» Task description: Print out the material that follows word for word.

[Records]

↓↓↓

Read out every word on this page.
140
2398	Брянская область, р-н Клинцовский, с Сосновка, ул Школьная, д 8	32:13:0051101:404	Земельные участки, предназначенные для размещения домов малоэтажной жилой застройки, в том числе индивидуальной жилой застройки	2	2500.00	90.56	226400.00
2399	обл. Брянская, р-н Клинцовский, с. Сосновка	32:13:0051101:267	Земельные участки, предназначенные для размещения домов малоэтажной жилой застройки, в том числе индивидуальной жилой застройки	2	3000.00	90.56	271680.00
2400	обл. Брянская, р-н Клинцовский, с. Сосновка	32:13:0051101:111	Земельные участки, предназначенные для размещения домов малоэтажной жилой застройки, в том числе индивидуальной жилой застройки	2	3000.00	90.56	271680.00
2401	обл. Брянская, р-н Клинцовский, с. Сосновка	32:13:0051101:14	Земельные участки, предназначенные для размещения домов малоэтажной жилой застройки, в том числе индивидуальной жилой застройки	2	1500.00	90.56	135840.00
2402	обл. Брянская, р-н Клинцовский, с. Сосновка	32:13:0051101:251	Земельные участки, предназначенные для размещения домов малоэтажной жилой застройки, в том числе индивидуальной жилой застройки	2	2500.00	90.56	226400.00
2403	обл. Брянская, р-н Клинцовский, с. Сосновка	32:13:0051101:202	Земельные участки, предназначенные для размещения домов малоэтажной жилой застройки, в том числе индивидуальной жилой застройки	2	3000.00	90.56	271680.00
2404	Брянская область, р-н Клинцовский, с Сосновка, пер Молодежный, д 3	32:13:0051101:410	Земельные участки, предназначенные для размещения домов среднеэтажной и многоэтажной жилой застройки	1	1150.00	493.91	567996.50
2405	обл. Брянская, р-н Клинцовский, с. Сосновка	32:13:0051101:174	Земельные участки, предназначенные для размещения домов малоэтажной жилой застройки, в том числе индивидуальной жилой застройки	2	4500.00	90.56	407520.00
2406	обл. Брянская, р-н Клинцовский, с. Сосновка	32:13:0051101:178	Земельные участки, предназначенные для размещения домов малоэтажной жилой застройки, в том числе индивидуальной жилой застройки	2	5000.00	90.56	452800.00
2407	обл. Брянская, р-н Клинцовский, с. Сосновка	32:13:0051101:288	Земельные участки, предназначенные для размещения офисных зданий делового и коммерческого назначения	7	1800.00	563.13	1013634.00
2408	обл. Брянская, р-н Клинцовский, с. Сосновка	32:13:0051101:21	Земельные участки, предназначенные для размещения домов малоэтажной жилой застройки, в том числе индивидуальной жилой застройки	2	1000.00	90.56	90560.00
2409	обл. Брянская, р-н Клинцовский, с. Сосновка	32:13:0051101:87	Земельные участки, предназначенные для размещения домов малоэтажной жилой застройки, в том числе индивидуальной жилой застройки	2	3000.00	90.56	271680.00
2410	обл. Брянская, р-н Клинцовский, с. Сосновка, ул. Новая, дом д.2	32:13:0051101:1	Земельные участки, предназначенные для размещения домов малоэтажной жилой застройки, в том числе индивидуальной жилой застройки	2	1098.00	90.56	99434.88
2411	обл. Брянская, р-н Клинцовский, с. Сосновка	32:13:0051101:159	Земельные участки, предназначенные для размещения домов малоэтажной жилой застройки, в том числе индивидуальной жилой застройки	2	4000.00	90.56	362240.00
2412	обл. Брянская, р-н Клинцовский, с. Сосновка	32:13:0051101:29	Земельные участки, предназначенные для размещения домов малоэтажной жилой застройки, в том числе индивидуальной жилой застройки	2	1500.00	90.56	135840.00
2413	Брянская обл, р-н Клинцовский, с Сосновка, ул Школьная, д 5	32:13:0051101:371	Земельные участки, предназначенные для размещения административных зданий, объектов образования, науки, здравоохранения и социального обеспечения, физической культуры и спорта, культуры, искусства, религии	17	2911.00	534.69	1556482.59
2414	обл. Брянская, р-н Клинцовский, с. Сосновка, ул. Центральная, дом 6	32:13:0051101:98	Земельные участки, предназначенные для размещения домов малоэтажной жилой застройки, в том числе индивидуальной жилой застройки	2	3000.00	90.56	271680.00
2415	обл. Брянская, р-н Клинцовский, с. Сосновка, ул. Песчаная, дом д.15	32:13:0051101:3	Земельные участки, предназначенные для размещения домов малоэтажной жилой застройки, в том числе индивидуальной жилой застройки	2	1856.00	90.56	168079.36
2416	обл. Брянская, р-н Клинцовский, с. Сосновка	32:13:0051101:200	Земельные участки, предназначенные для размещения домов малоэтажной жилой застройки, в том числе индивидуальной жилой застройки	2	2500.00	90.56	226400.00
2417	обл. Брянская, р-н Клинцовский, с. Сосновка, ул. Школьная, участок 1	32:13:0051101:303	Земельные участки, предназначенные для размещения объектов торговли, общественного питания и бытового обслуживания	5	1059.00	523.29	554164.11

↑↑↑

» The result:
Read out every word on this page.
140
2398	Брянская область, р-н Клинцовский, с Сосновка, ул Школьная, д 8	32:13:0051101:404	Земельные участки, предназначенные для размещения домов малоэтажной жилой застройки, в том числе индивидуальной жилой застройки	2	2500.00	90.56	226400.00
2399	обл. Брянская, р-н Клинцовский, с. Сосновка	32:13:0051101:267	Земельные участки, предназначенные для размещения домов малоэтажной жилой застройки, в том числе индивидуальной жилой застройки	2	3000.00	90.56	271680.00
2400	обл. Брянская, р-н Клинцовский, с. Сосновка	32:13:0051101:111	Земельные участки, предназначенные для размещения домов малоэтажной жилой застройки, в том числе индивидуальной жилой застройки	2	3000.00	90.56	271680.00
2401	обл. Брянская, р-н Клинцовский, с. Сосновка	32:13:0051101:14	Земельные участки, предназначенные для размещения домов малоэтажной жилой застройки, в том числе индивидуальной жилой застройки	2	1500.00	90.56	135840.00
2402	обл. Брянская, р-н Клинцовский, с. Сосновка	32:13:0051101:251	Земельные участки, предназначенные для размещения домов малоэтажной жилой застройки, в том числе индивидуальной жилой застройки	2	2500.00	90.56	226400.00
2403	обл. Брянская, р-н Клинцовский, с. Сосновка	32:13:0051101:202	Земельные участки, предназначенные для размещения домов малоэтажной жилой застройки, в том числе индивидуальной жилой застройки	2	3000.00	90.56	271680.00
2404	Брянская область, р-н Клинцовский, с Сосновка, пер Молодежный, д 3	32:13:0051101:410	Земельные участки, предназначенные для размещения домов среднеэтажной и многоэтажной жилой застройки	1	1150.00	493.91	567996.50
2405	обл. Брянская, р-н Клинцовский, с. Сосновка	32:13:0051101:174	Земельные участки, предназначенные для размещения домов малоэтажной жилой застройки, в том числе индивидуальной жилой застройки	2	4500.00	90.56	407520.00
2406	обл. Брянская, р-н Клинцовский, с. Сосновка	32:13:0051101:178	Земельные участки, предназначенные для размещения домов малоэтажной жилой застройки, в том числе индивидуальной жилой застройки	2	5000.00	90.56	452800.00
2407	обл. Брянская, р-н Клинцовский, с. Сосновка	32:13:0051101:288	Земельные участки, предназначенные для размещения офисных зданий делового и коммерческого назначения	7	1800.00	563.13	1013634.00
2408	обл. Брянская, р-н Клинцовский, с. Сосновка	32:13:0051101:21	Земельные участки, предназначенные для размещения домов малоэтажной жилой застройки, в том числе индивидуальной жилой застройки	2	1000.00	90.56	90560.00
2409	обл. Брянская, р-н Клинцовский, с. Сосновка	32:13:0051101:87	Земельные участки, предназначенные для размещения домов малоэтажной жилой застройки, в том числе индивидуальной жилой застройки	2	3000.00	90.56	271680.00
2410	обл. Брянская, р-н Клинцовский, с. Сосновка, ул. Новая, дом д.2	32:13:0051101:1	Земельные участки, предназначенные для размещения домов малоэтажной жилой застройки, в том числе индивидуальной жилой застройки	2	1098.00	90.56	99434.88
2411	обл. Брянская, р-н Клинцовский, с. Сосновка	32:13:0051101:159	Земельные участки, предназначенные для размещения домов малоэтажной жилой застройки, в том числе индивидуальной жилой застройки	2	4000.00	90.56	362240.00
2412	обл. Брянская, р-н Клинцовский, с. Сосновка	32:13:0051101:29	Земельные участки, предназначенные для размещения домов малоэтажной жилой застройки, в том числе индивидуальной жилой застройки	2	1500.00	90.56	135840.00
2413	Брянская обл, р-н Клинцовский, с Сосновка, ул Школьная, д 5	32:13:0051101:371	Земельные участки, предназначенные для размещения административных зданий, объектов образования, науки, здравоохранения и социального обеспечения, физической культуры и спорта, культуры, искусства, религии	17	2911.00	534.69	1556482.59
2414	обл. Брянская, р-н Клинцовский, с. Сосновка, ул. Центральная, дом 6	32:13:0051101:98	Земельные участки, предназначенные для размещения домов малоэтажной жилой застройки, в том числе индивидуальной жилой застройки	2	3000.00	90.56	271680.00
2415	обл. Брянская, р-н Клинцовский, с. Сосновка, ул. Песчаная, дом д.15	32:13:0051101:3	Земельные участки, предназначенные для размещения домов малоэтажной жилой застройки, в том числе индивидуальной жилой застройки	2	1856.00	90.56	168079.36
2416	обл. Брянская, р-н Клинцовский, с. Сосновка	32:13:0051101:200	Земельные участки, предназначенные для размещения домов малоэтажной жилой застройки, в том числе индивидуальной жилой застройки	2	2500.00	90.56	226400.00
2417	обл. Брянская, р-н Клинцовский, с. Сосновка, ул. Школьная, участок 1	32:13:0051101:303	Земельные участки, предназначенные для размещения объектов торговли, общественного питания и бытового обслуживания	5	1059.00	523.29	554164.11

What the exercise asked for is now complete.